┌─ Data supplied
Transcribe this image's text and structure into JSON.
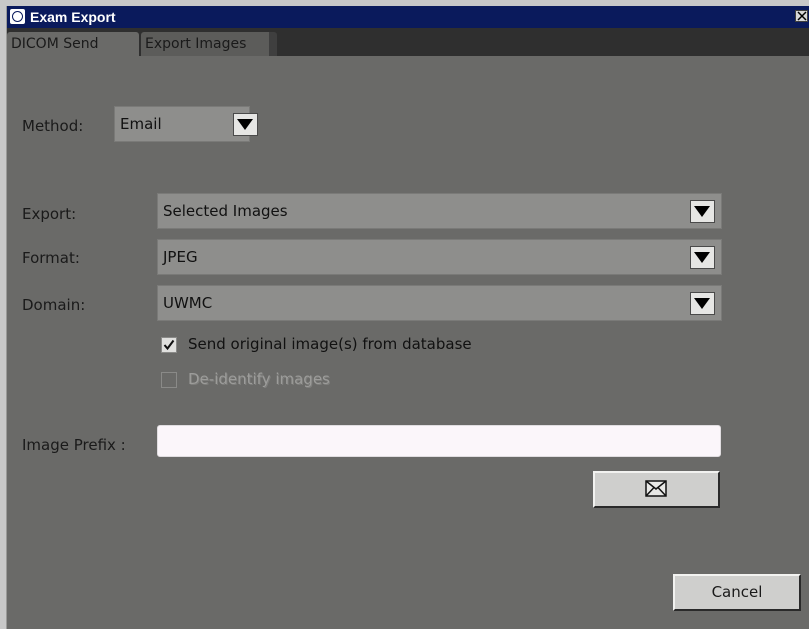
{
  "window": {
    "title": "Exam Export"
  },
  "tabs": [
    {
      "label": "DICOM Send"
    },
    {
      "label": "Export Images"
    }
  ],
  "method": {
    "label": "Method:",
    "value": "Email"
  },
  "export": {
    "label": "Export:",
    "value": "Selected Images"
  },
  "format": {
    "label": "Format:",
    "value": "JPEG"
  },
  "domain": {
    "label": "Domain:",
    "value": "UWMC"
  },
  "options": {
    "send_original": {
      "label": "Send original image(s) from database",
      "checked": true
    },
    "deidentify": {
      "label": "De-identify images",
      "checked": false,
      "disabled": true
    }
  },
  "prefix": {
    "label": "Image  Prefix :",
    "value": ""
  },
  "buttons": {
    "send_icon": "envelope-icon",
    "cancel_label": "Cancel"
  },
  "colors": {
    "titlebar": "#0a1a5c",
    "panel": "#6a6a68",
    "field": "#8e8e8c",
    "input": "#fbf6fa"
  }
}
└─
__Stated goal__:
From the material above, copy everything exactly but the pictures.

__Completed exercise__:
Transcribe this image's text and structure into JSON.
{
  "window": {
    "title": "Exam Export"
  },
  "tabs": [
    {
      "label": "DICOM Send"
    },
    {
      "label": "Export Images"
    }
  ],
  "method": {
    "label": "Method:",
    "value": "Email"
  },
  "export": {
    "label": "Export:",
    "value": "Selected Images"
  },
  "format": {
    "label": "Format:",
    "value": "JPEG"
  },
  "domain": {
    "label": "Domain:",
    "value": "UWMC"
  },
  "options": {
    "send_original": {
      "label": "Send original image(s) from database",
      "checked": true
    },
    "deidentify": {
      "label": "De-identify images",
      "checked": false,
      "disabled": true
    }
  },
  "prefix": {
    "label": "Image  Prefix :",
    "value": ""
  },
  "buttons": {
    "send_icon": "envelope-icon",
    "cancel_label": "Cancel"
  },
  "colors": {
    "titlebar": "#0a1a5c",
    "panel": "#6a6a68",
    "field": "#8e8e8c",
    "input": "#fbf6fa"
  }
}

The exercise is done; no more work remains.